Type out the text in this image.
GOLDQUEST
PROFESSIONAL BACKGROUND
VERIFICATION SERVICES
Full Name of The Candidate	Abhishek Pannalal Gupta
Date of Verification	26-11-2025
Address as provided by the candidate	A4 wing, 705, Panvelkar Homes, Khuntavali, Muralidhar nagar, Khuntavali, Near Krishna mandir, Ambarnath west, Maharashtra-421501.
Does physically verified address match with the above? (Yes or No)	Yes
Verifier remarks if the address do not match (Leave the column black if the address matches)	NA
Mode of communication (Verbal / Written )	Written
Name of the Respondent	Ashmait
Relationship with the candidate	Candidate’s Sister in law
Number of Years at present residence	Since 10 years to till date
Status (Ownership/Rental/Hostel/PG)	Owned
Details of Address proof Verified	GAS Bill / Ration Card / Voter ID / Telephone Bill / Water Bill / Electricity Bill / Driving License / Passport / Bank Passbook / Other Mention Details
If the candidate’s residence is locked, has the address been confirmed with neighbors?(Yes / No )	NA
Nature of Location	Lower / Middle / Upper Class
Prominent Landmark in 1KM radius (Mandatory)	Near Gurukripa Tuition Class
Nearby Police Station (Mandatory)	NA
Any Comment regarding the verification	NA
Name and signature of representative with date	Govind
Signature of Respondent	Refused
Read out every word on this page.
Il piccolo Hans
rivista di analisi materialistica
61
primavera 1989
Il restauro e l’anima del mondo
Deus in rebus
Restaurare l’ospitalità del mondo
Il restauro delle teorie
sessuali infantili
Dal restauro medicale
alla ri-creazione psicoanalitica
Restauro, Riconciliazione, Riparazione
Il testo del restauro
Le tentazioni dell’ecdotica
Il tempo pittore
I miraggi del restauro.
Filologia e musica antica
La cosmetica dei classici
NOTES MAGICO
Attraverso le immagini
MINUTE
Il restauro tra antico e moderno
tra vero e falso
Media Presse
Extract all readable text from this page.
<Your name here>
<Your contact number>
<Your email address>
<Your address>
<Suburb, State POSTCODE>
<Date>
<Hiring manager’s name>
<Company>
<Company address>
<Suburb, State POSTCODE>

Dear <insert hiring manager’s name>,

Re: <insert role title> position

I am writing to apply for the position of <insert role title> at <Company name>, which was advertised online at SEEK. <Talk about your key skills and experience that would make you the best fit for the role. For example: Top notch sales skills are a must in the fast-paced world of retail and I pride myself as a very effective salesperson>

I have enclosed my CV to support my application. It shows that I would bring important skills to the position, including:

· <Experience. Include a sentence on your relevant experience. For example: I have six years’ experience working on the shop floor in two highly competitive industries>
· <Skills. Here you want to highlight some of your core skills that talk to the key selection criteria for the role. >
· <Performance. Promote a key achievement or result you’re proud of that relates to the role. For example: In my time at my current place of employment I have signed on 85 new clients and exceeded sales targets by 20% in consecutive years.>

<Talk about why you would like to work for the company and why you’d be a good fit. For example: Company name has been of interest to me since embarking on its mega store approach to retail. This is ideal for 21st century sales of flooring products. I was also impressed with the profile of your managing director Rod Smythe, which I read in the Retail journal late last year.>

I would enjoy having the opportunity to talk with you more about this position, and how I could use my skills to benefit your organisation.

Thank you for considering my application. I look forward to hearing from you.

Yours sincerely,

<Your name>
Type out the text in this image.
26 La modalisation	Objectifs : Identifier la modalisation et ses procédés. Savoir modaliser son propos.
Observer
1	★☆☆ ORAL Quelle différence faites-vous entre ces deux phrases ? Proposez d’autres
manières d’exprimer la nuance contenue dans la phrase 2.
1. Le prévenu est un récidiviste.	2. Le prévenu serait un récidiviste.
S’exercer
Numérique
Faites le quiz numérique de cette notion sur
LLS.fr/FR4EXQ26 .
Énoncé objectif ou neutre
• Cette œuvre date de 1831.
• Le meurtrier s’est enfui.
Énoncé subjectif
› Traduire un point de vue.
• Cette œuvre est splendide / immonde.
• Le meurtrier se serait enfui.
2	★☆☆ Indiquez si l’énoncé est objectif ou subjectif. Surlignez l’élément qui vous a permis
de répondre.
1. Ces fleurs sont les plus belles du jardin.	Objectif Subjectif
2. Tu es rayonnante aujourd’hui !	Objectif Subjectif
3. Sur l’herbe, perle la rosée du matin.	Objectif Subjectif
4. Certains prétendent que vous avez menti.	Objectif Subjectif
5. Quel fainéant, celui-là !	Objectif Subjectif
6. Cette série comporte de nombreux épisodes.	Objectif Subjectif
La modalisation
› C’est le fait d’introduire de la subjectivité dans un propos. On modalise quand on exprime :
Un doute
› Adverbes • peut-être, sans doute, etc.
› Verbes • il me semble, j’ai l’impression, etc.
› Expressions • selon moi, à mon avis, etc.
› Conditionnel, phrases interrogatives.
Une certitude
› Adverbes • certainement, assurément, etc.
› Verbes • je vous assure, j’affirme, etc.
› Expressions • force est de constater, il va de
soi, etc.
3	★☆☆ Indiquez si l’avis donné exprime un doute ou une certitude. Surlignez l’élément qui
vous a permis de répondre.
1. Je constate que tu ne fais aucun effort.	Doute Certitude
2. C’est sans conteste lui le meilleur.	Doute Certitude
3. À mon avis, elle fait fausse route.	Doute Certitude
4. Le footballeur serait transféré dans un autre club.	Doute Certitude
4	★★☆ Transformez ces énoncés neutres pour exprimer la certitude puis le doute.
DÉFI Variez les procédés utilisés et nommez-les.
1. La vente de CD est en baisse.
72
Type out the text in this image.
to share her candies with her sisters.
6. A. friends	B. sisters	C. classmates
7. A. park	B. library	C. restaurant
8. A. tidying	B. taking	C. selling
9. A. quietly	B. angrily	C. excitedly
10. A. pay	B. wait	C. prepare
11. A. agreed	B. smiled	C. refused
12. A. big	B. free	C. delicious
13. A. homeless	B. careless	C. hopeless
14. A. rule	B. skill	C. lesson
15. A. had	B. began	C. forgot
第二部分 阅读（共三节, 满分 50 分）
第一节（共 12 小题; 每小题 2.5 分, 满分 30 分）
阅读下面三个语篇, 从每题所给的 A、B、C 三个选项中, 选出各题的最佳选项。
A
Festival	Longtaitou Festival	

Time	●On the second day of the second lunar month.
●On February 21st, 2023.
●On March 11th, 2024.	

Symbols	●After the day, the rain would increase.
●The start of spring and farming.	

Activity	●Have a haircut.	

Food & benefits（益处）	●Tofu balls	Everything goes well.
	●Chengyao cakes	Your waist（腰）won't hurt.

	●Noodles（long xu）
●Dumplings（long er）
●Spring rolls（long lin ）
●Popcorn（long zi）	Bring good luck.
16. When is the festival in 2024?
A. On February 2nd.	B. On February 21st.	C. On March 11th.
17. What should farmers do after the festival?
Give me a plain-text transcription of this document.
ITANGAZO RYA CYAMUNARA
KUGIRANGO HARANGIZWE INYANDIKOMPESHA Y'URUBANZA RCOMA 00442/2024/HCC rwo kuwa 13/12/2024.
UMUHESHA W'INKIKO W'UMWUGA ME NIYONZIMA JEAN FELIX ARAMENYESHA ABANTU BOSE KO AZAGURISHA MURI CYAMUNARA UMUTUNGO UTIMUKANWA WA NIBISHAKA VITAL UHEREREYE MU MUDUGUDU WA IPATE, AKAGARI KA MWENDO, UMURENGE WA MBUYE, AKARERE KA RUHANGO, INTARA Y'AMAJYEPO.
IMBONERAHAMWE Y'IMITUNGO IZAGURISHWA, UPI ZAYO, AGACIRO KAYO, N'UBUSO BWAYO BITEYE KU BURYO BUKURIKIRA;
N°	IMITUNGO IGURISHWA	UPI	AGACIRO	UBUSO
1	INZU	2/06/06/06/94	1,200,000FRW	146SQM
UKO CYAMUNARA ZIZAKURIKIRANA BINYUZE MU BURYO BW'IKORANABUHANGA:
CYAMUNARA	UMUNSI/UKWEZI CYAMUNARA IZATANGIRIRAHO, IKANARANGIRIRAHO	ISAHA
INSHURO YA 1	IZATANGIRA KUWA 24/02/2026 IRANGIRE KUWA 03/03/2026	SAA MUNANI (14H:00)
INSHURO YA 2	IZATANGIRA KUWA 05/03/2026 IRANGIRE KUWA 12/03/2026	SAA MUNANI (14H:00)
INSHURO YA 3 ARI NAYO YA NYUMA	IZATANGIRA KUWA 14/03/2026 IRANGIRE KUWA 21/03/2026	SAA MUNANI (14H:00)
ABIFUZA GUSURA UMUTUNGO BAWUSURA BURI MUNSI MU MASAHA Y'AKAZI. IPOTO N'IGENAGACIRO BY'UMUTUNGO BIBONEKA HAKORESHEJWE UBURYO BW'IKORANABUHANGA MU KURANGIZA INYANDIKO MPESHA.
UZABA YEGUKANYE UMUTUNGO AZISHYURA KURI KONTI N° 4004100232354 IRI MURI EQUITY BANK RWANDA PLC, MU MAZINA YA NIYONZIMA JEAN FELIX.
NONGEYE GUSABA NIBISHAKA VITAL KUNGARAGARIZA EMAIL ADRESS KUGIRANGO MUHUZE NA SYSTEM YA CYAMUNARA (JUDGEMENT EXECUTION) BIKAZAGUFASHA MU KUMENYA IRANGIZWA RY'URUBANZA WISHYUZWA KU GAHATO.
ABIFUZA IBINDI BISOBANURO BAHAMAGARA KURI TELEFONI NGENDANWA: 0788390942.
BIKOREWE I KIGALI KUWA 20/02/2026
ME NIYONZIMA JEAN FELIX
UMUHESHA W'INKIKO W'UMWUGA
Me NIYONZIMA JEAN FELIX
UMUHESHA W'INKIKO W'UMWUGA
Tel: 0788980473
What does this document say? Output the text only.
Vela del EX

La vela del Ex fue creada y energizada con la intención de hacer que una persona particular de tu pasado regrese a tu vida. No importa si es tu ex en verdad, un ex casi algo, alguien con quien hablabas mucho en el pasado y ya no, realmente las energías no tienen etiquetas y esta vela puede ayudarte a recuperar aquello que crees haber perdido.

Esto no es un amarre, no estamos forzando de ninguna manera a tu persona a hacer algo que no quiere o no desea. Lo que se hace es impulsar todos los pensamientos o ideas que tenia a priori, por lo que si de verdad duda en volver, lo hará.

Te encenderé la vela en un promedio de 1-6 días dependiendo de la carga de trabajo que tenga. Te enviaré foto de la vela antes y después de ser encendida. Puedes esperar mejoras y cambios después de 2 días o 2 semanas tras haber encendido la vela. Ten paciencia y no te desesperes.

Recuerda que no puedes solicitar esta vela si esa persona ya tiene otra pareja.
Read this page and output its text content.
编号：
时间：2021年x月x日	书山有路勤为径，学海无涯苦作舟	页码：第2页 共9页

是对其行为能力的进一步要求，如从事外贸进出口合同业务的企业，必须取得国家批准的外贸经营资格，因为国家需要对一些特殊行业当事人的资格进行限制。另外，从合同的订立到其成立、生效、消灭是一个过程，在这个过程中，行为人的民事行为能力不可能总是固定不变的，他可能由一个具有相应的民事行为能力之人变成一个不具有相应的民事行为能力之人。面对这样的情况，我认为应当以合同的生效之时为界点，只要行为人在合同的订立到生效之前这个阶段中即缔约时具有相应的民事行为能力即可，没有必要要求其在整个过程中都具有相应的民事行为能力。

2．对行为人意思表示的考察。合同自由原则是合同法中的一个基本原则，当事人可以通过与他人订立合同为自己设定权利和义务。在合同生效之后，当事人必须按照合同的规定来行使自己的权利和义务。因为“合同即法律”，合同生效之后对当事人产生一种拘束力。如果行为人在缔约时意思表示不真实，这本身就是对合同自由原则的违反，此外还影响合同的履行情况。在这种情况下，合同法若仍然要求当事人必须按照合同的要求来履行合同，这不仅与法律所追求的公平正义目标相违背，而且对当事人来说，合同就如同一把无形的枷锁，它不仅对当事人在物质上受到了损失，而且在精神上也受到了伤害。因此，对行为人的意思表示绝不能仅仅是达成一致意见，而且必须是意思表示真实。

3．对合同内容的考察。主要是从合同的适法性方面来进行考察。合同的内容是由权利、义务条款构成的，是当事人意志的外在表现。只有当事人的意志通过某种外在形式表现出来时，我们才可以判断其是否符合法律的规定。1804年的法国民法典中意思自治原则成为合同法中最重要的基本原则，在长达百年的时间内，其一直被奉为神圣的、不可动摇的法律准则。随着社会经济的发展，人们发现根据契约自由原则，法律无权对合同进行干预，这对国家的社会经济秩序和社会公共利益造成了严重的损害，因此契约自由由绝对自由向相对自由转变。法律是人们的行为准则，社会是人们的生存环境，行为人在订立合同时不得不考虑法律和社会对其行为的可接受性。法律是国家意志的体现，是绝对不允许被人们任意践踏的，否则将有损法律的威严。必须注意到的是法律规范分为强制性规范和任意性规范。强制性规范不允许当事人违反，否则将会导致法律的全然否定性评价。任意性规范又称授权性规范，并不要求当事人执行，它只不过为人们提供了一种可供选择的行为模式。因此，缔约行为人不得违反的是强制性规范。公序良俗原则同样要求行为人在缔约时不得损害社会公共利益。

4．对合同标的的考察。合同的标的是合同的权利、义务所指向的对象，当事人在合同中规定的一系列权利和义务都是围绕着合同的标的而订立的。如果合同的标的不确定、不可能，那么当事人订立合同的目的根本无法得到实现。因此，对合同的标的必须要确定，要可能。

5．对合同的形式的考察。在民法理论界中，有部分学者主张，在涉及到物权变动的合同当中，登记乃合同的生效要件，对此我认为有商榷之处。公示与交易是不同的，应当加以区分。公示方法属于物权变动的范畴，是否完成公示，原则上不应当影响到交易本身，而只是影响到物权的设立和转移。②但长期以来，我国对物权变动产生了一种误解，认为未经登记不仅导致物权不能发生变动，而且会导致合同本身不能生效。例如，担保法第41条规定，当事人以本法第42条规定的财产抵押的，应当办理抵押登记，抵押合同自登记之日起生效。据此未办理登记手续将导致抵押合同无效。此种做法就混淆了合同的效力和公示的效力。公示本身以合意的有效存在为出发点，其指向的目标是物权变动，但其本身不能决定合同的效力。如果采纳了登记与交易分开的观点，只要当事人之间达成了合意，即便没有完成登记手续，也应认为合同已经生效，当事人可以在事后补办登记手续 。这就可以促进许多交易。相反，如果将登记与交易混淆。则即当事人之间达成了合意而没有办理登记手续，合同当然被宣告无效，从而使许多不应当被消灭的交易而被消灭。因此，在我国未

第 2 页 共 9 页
━━━━━━━━━━━━━━━━
• [Exercise]: Above are several records. Count the lines among them that contain "insert" and give only the total.

• [Solution for this task]: 3